Dataset records

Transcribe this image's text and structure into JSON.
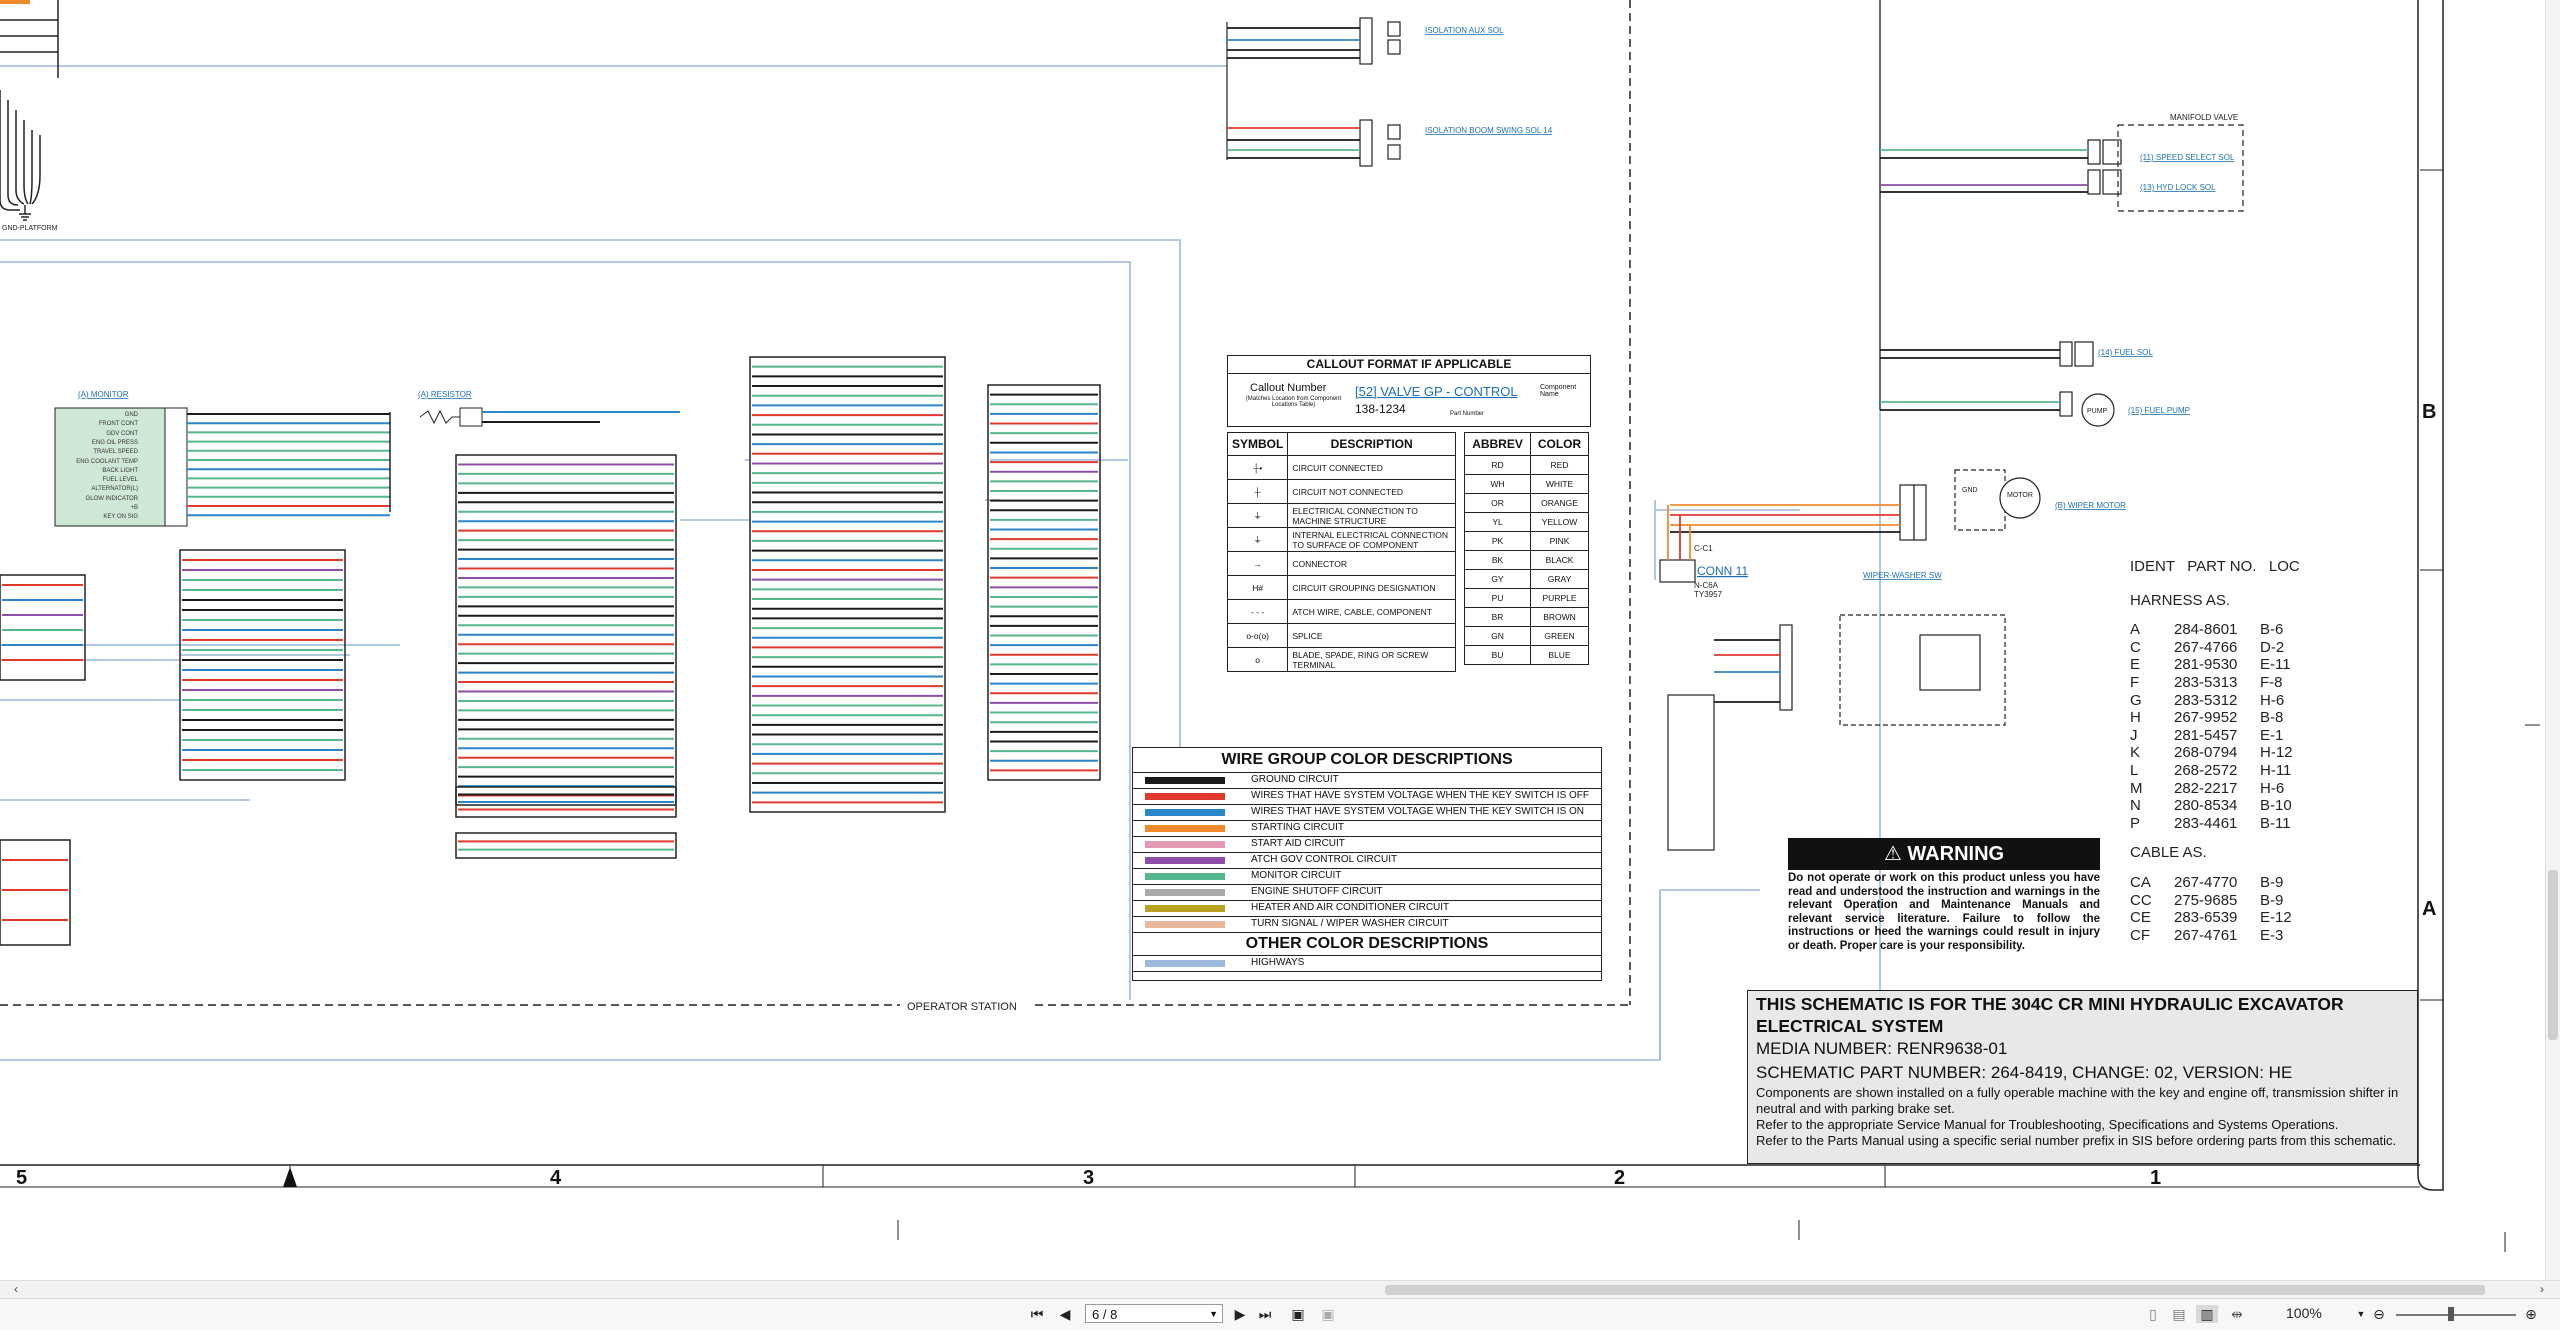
{
  "connector_tags": {
    "gnd_platform": "GND-PLATFORM",
    "operator_station": "OPERATOR STATION",
    "conn11": "CONN 11",
    "conn11_id": "C-C1",
    "conn11_sub": "TY3957",
    "conn11_part": "N-C6A"
  },
  "component_links": {
    "isolation_aux_sol": "ISOLATION AUX SOL",
    "isolation_boom_swing": "ISOLATION BOOM SWING SOL 14",
    "monitor": "(A) MONITOR",
    "resistor": "(A) RESISTOR",
    "manifold_valve": "MANIFOLD VALVE",
    "speed_select_sol": "(11) SPEED SELECT SOL",
    "hyd_lock_sol": "(13) HYD LOCK SOL",
    "fuel_sol": "(14) FUEL SOL",
    "fuel_pump": "(15) FUEL PUMP",
    "wiper_motor": "(B) WIPER MOTOR",
    "wiper_washer_sw": "WIPER-WASHER SW",
    "pump_label": "PUMP",
    "motor_label": "MOTOR",
    "gnd_label": "GND"
  },
  "monitor_signals": [
    "GND",
    "FRONT CONT",
    "GDV CONT",
    "ENG OIL PRESS",
    "TRAVEL SPEED",
    "ENG COOLANT TEMP",
    "BACK LIGHT",
    "FUEL LEVEL",
    "ALTERNATOR(L)",
    "GLOW INDICATOR",
    "+B",
    "KEY ON SIG"
  ],
  "callout": {
    "header": "CALLOUT FORMAT IF APPLICABLE",
    "callout_number": "Callout Number",
    "callout_note": "(Matches Location from Component Locations Table)",
    "example_name": "[52] VALVE GP - CONTROL",
    "component_name": "Component Name",
    "part_example": "138-1234",
    "part_number": "Part Number"
  },
  "symbol_table": {
    "headers": [
      "SYMBOL",
      "DESCRIPTION"
    ],
    "rows": [
      {
        "sym": "┼•",
        "desc": "CIRCUIT CONNECTED"
      },
      {
        "sym": "┼",
        "desc": "CIRCUIT NOT CONNECTED"
      },
      {
        "sym": "⏚",
        "desc": "ELECTRICAL CONNECTION TO MACHINE STRUCTURE"
      },
      {
        "sym": "⏚",
        "desc": "INTERNAL ELECTRICAL CONNECTION TO SURFACE OF COMPONENT"
      },
      {
        "sym": "→",
        "desc": "CONNECTOR"
      },
      {
        "sym": "H#",
        "desc": "CIRCUIT GROUPING DESIGNATION"
      },
      {
        "sym": "- - -",
        "desc": "ATCH WIRE, CABLE, COMPONENT"
      },
      {
        "sym": "o-o(o)",
        "desc": "SPLICE"
      },
      {
        "sym": "o",
        "desc": "BLADE, SPADE, RING OR SCREW TERMINAL"
      }
    ]
  },
  "abbr_table": {
    "headers": [
      "ABBREV",
      "COLOR"
    ],
    "rows": [
      [
        "RD",
        "RED"
      ],
      [
        "WH",
        "WHITE"
      ],
      [
        "OR",
        "ORANGE"
      ],
      [
        "YL",
        "YELLOW"
      ],
      [
        "PK",
        "PINK"
      ],
      [
        "BK",
        "BLACK"
      ],
      [
        "GY",
        "GRAY"
      ],
      [
        "PU",
        "PURPLE"
      ],
      [
        "BR",
        "BROWN"
      ],
      [
        "GN",
        "GREEN"
      ],
      [
        "BU",
        "BLUE"
      ]
    ]
  },
  "wire_groups": {
    "title": "WIRE GROUP COLOR DESCRIPTIONS",
    "rows": [
      {
        "color": "#1a1a1a",
        "label": "GROUND CIRCUIT"
      },
      {
        "color": "#e03a2f",
        "label": "WIRES THAT HAVE SYSTEM VOLTAGE WHEN THE KEY SWITCH IS OFF"
      },
      {
        "color": "#2a86c8",
        "label": "WIRES THAT HAVE SYSTEM VOLTAGE WHEN THE KEY SWITCH IS ON"
      },
      {
        "color": "#f08a2c",
        "label": "STARTING CIRCUIT"
      },
      {
        "color": "#e49ab0",
        "label": "START AID CIRCUIT"
      },
      {
        "color": "#8e4fa6",
        "label": "ATCH GOV CONTROL CIRCUIT"
      },
      {
        "color": "#55b88c",
        "label": "MONITOR CIRCUIT"
      },
      {
        "color": "#a9a9a9",
        "label": "ENGINE SHUTOFF CIRCUIT"
      },
      {
        "color": "#b8a320",
        "label": "HEATER AND AIR CONDITIONER CIRCUIT"
      },
      {
        "color": "#e9b79c",
        "label": "TURN SIGNAL / WIPER WASHER CIRCUIT"
      }
    ],
    "other_title": "OTHER COLOR DESCRIPTIONS",
    "other_rows": [
      {
        "color": "#9cb9dc",
        "label": "HIGHWAYS"
      }
    ]
  },
  "warning": {
    "title": "WARNING",
    "text": "Do not operate or work on this product unless you have read and understood the instruction and warnings in the relevant Operation and Maintenance Manuals and relevant service literature. Failure to follow the instructions or heed the warnings could result in injury or death. Proper care is your responsibility."
  },
  "ident": {
    "header": "IDENT   PART NO.   LOC",
    "harness_title": "HARNESS AS.",
    "harness": [
      [
        "A",
        "284-8601",
        "B-6"
      ],
      [
        "C",
        "267-4766",
        "D-2"
      ],
      [
        "E",
        "281-9530",
        "E-11"
      ],
      [
        "F",
        "283-5313",
        "F-8"
      ],
      [
        "G",
        "283-5312",
        "H-6"
      ],
      [
        "H",
        "267-9952",
        "B-8"
      ],
      [
        "J",
        "281-5457",
        "E-1"
      ],
      [
        "K",
        "268-0794",
        "H-12"
      ],
      [
        "L",
        "268-2572",
        "H-11"
      ],
      [
        "M",
        "282-2217",
        "H-6"
      ],
      [
        "N",
        "280-8534",
        "B-10"
      ],
      [
        "P",
        "283-4461",
        "B-11"
      ]
    ],
    "cable_title": "CABLE AS.",
    "cable": [
      [
        "CA",
        "267-4770",
        "B-9"
      ],
      [
        "CC",
        "275-9685",
        "B-9"
      ],
      [
        "CE",
        "283-6539",
        "E-12"
      ],
      [
        "CF",
        "267-4761",
        "E-3"
      ]
    ]
  },
  "info": {
    "title": "THIS SCHEMATIC IS FOR THE 304C CR MINI HYDRAULIC EXCAVATOR ELECTRICAL SYSTEM",
    "media": "MEDIA NUMBER: RENR9638-01",
    "part": "SCHEMATIC PART NUMBER: 264-8419, CHANGE: 02, VERSION: HE",
    "note1": "Components are shown installed on a fully operable machine with the key and engine off, transmission shifter in neutral and with parking brake set.",
    "note2": "Refer to the appropriate Service Manual for Troubleshooting, Specifications and Systems Operations.",
    "note3": "Refer to the Parts Manual using a specific serial number prefix in SIS before ordering parts from this schematic."
  },
  "grid": {
    "columns": [
      "5",
      "4",
      "3",
      "2",
      "1"
    ],
    "rows": [
      "B",
      "A"
    ]
  },
  "toolbar": {
    "page": "6 / 8",
    "zoom": "100%"
  },
  "colors": {
    "ground": "#1a1a1a",
    "key_off": "#e03a2f",
    "key_on": "#2a86c8",
    "starting": "#f08a2c",
    "monitor": "#55b88c",
    "atch": "#8e4fa6",
    "highway": "#9cb9dc"
  }
}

REQUEST: Copy every line above that includes the string "WIRES".

FULL SOLUTION:
        "label": "WIRES THAT HAVE SYSTEM VOLTAGE WHEN THE KEY SWITCH IS OFF"
        "label": "WIRES THAT HAVE SYSTEM VOLTAGE WHEN THE KEY SWITCH IS ON"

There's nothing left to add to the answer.